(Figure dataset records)
***

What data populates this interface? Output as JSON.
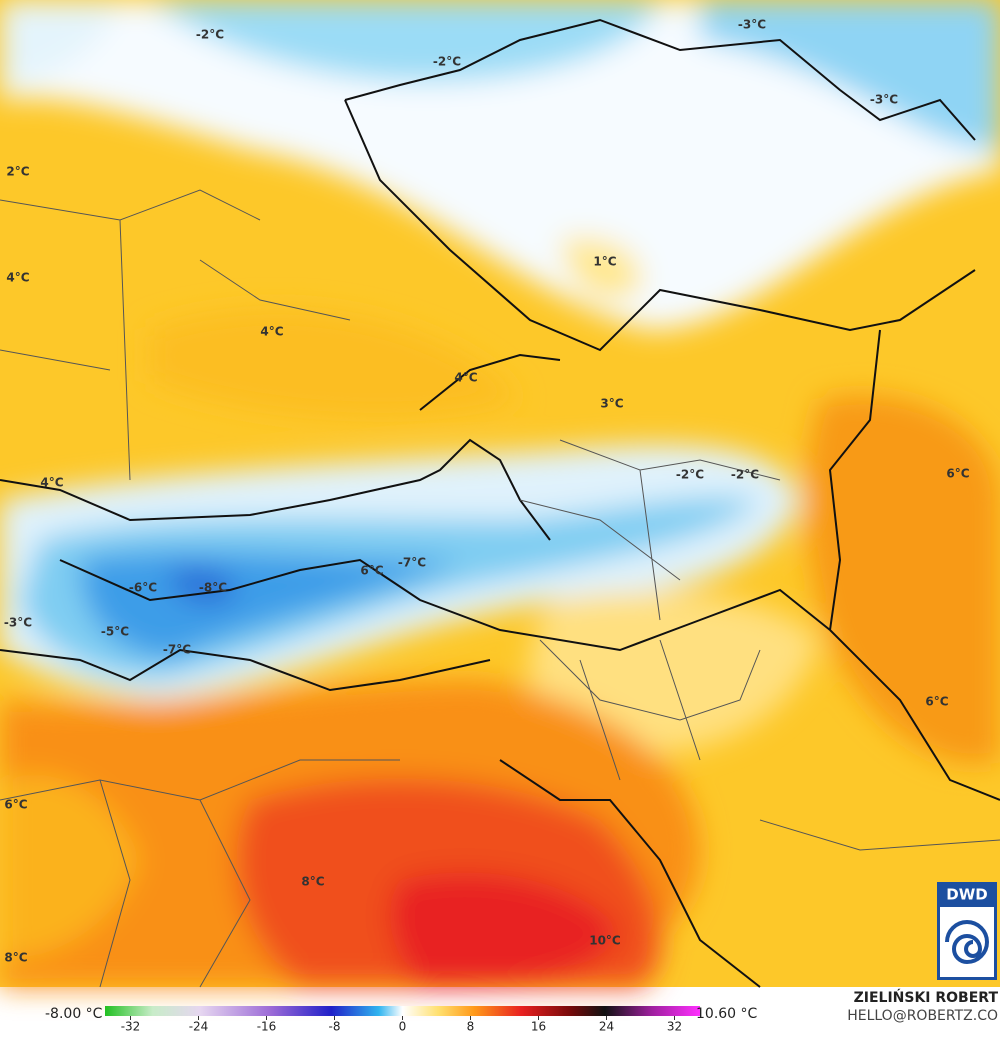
{
  "map": {
    "labels": [
      "-2°C",
      "-2°C",
      "-3°C",
      "-3°C",
      "2°C",
      "1°C",
      "4°C",
      "4°C",
      "4°C",
      "3°C",
      "-2°C",
      "-2°C",
      "4°C",
      "6°C",
      "6°C",
      "-7°C",
      "-6°C",
      "-8°C",
      "-3°C",
      "-5°C",
      "-7°C",
      "6°C",
      "6°C",
      "8°C",
      "10°C",
      "8°C"
    ]
  },
  "colorbar": {
    "min_label": "-8.00 °C",
    "max_label": "10.60 °C",
    "range": [
      -35,
      35
    ],
    "ticks": [
      -32,
      -24,
      -16,
      -8,
      0,
      8,
      16,
      24,
      32
    ]
  },
  "credit": {
    "name": "ZIELIŃSKI ROBERT",
    "email": "HELLO@ROBERTZ.CO"
  },
  "logo": "DWD"
}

***

**TASK GOAL:**
Copy the material above in full and exactly, skipping pictures.

**OUTPUT OF THE TASK:**
What data populates this interface? Output as JSON.
{
  "map": {
    "labels": [
      "-2°C",
      "-2°C",
      "-3°C",
      "-3°C",
      "2°C",
      "1°C",
      "4°C",
      "4°C",
      "4°C",
      "3°C",
      "-2°C",
      "-2°C",
      "4°C",
      "6°C",
      "6°C",
      "-7°C",
      "-6°C",
      "-8°C",
      "-3°C",
      "-5°C",
      "-7°C",
      "6°C",
      "6°C",
      "8°C",
      "10°C",
      "8°C"
    ]
  },
  "colorbar": {
    "min_label": "-8.00 °C",
    "max_label": "10.60 °C",
    "range": [
      -35,
      35
    ],
    "ticks": [
      -32,
      -24,
      -16,
      -8,
      0,
      8,
      16,
      24,
      32
    ]
  },
  "credit": {
    "name": "ZIELIŃSKI ROBERT",
    "email": "HELLO@ROBERTZ.CO"
  },
  "logo": "DWD"
}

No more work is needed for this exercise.